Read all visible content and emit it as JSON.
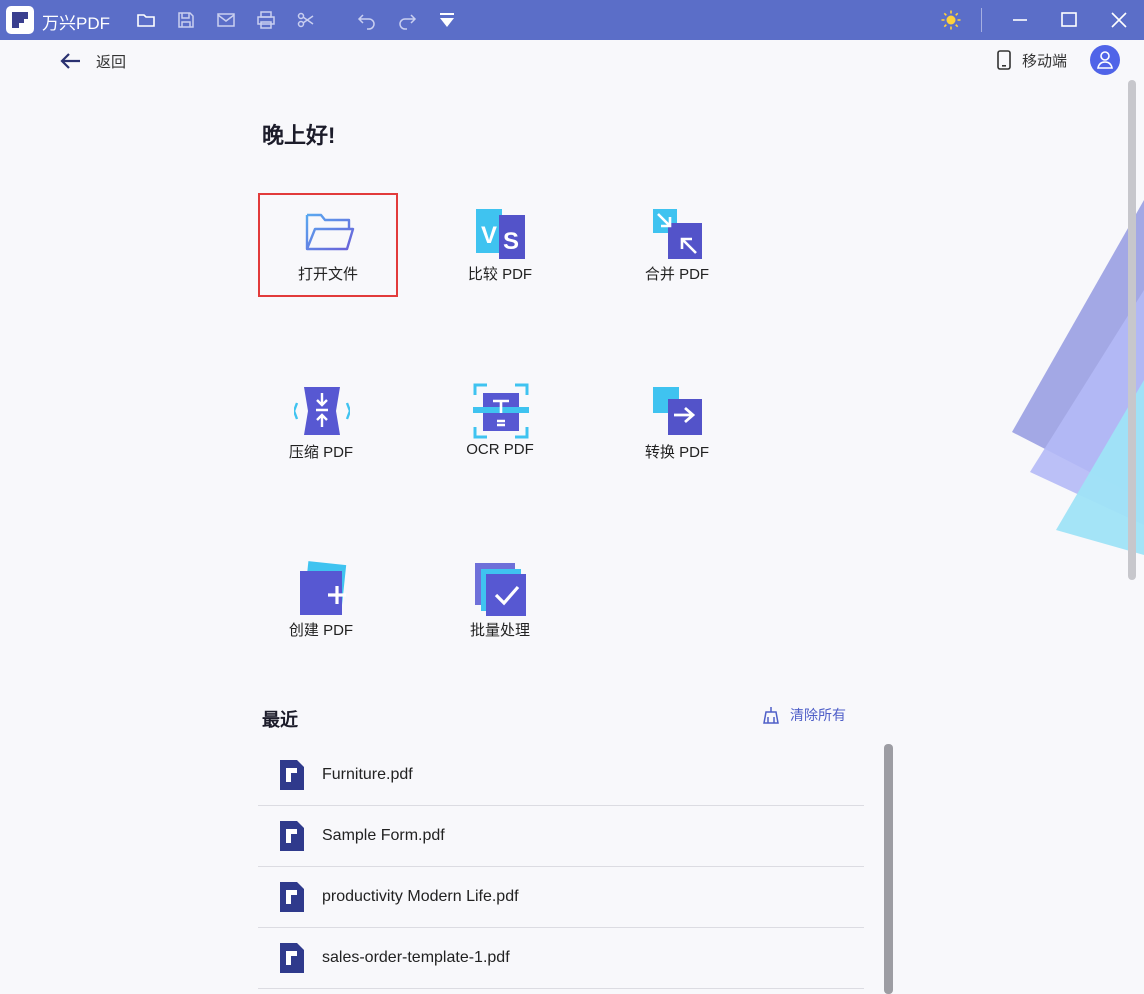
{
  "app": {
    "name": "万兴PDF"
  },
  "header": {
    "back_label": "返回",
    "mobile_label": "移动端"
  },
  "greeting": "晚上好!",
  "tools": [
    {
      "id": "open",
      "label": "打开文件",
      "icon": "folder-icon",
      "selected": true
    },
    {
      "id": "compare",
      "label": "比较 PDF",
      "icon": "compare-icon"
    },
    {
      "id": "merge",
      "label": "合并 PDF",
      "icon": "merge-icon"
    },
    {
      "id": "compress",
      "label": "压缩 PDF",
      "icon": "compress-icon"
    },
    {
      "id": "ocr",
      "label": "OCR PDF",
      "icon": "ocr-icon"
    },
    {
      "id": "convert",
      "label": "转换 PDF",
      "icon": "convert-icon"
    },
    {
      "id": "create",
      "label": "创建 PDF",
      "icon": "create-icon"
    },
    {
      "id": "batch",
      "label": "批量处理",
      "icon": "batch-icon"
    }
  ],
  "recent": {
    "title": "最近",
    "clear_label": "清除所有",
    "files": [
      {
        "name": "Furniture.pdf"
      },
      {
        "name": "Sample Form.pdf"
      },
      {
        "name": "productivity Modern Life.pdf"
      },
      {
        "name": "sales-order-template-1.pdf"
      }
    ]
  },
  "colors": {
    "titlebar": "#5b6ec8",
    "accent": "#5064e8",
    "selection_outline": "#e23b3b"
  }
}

************

- **What is needed**
Do not copy the pictures, but repeat every line exactly.

- **Task solution**
Read all visible content and emit it as JSON.
{
  "app": {
    "name": "万兴PDF"
  },
  "header": {
    "back_label": "返回",
    "mobile_label": "移动端"
  },
  "greeting": "晚上好!",
  "tools": [
    {
      "id": "open",
      "label": "打开文件",
      "icon": "folder-icon",
      "selected": true
    },
    {
      "id": "compare",
      "label": "比较 PDF",
      "icon": "compare-icon"
    },
    {
      "id": "merge",
      "label": "合并 PDF",
      "icon": "merge-icon"
    },
    {
      "id": "compress",
      "label": "压缩 PDF",
      "icon": "compress-icon"
    },
    {
      "id": "ocr",
      "label": "OCR PDF",
      "icon": "ocr-icon"
    },
    {
      "id": "convert",
      "label": "转换 PDF",
      "icon": "convert-icon"
    },
    {
      "id": "create",
      "label": "创建 PDF",
      "icon": "create-icon"
    },
    {
      "id": "batch",
      "label": "批量处理",
      "icon": "batch-icon"
    }
  ],
  "recent": {
    "title": "最近",
    "clear_label": "清除所有",
    "files": [
      {
        "name": "Furniture.pdf"
      },
      {
        "name": "Sample Form.pdf"
      },
      {
        "name": "productivity Modern Life.pdf"
      },
      {
        "name": "sales-order-template-1.pdf"
      }
    ]
  },
  "colors": {
    "titlebar": "#5b6ec8",
    "accent": "#5064e8",
    "selection_outline": "#e23b3b"
  }
}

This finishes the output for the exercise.